TASK INSTRUCTIONS –
Answer these questions about the article on predicting language ability in deaf children:
(a) In which journal was the study published?
(b) How many children with cochlear implants and how many with normal hearing provided MRI data?
(c) Below what age were the evaluated children when they received their implants?

New AI algorithm predicts how well deaf children will learn language

Researchers have created a new algorithm that uses brain scans to predict language ability in deaf children after they receive a cochlear implant, according to a study published in the Proceedings of the National Academy of Sciences.

“Children with early-onset auditory deprivation (and their care givers) seek cochlear implantation (CI) for hearing restoration, often times within infancy,” wrote lead author Patrick C. M. Wong, PhD, Brain and Mind Institute at The Chinese University of Hong Kong. “Yet, given the large variability in post-CI language outcomes even among children implanted at a young age, there is currently no viable method to predict which children will receive age-appropriate language skills or who will experience persistent language delays.”

Using data obtained from MRI scans of 37 children with CI and 40 children with normal hearing, the researchers sought to better understand the variability of language development and communication delays amongst children with cochlear implantations and those without.

The CI children who were evaluated were aged below 3.5 years when implanted; the authors noted that previous studies showed younger children are more likely to have closer to age-typical outcomes.

EXTRACTED MATERIAL –
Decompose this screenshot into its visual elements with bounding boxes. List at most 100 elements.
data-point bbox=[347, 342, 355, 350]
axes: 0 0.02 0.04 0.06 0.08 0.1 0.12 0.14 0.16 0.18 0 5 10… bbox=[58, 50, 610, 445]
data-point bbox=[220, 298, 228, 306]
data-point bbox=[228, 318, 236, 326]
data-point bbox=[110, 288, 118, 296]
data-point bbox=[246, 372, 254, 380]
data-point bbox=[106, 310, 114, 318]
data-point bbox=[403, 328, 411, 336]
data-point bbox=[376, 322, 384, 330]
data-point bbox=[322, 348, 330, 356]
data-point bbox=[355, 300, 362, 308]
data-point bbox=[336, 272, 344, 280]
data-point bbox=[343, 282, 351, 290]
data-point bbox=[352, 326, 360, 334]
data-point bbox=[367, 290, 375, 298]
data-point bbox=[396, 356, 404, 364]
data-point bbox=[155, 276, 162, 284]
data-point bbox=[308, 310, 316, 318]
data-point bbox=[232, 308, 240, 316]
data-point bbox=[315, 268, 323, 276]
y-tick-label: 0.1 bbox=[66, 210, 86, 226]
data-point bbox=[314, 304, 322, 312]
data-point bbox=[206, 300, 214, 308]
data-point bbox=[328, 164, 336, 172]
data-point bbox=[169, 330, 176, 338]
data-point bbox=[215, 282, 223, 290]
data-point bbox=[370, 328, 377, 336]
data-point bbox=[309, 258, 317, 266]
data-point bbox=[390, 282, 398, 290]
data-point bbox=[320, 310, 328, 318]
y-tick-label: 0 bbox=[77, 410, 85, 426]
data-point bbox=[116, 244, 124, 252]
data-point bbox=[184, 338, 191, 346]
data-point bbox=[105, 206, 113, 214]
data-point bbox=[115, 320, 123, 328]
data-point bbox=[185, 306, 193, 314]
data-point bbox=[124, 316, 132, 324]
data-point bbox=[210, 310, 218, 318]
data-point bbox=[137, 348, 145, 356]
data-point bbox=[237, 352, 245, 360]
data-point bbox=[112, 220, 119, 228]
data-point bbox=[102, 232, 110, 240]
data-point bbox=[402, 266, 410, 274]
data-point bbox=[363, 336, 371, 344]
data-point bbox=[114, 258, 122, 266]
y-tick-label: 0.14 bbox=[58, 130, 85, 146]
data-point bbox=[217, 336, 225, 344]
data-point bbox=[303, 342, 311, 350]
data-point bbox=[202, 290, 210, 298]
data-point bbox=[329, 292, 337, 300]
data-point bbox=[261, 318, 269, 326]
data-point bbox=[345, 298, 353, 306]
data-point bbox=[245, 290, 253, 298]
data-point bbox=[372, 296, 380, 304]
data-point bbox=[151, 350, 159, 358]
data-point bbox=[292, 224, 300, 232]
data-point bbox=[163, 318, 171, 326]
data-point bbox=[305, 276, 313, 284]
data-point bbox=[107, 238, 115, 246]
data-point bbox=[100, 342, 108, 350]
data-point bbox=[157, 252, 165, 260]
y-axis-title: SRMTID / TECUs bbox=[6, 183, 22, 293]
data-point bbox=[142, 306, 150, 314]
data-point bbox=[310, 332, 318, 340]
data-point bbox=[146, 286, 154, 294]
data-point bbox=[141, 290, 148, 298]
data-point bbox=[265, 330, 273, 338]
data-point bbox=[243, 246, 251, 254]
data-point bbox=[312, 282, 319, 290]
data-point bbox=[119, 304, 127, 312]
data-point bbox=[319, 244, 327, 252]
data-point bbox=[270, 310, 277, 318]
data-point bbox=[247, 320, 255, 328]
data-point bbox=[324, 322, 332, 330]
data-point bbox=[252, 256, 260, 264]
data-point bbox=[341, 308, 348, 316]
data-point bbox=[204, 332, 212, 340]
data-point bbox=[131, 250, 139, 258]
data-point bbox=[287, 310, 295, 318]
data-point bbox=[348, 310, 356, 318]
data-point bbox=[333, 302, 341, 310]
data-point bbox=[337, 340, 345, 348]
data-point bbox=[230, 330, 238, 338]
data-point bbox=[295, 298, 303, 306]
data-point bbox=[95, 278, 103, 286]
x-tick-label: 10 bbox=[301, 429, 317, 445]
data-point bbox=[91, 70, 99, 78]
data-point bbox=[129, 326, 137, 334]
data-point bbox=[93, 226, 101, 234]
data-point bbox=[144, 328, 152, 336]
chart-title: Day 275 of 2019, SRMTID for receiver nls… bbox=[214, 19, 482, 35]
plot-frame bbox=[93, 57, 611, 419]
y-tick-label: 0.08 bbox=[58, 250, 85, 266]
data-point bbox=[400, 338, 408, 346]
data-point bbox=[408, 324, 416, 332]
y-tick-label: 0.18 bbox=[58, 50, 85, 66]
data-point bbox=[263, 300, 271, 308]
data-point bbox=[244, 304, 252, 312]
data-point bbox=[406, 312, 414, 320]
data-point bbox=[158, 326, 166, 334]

TASK RESULT –
(a) The Proceedings of the National Academy of Sciences.
(b) 37 children with cochlear implants and 40 children with normal hearing.
(c) Below 3.5 years.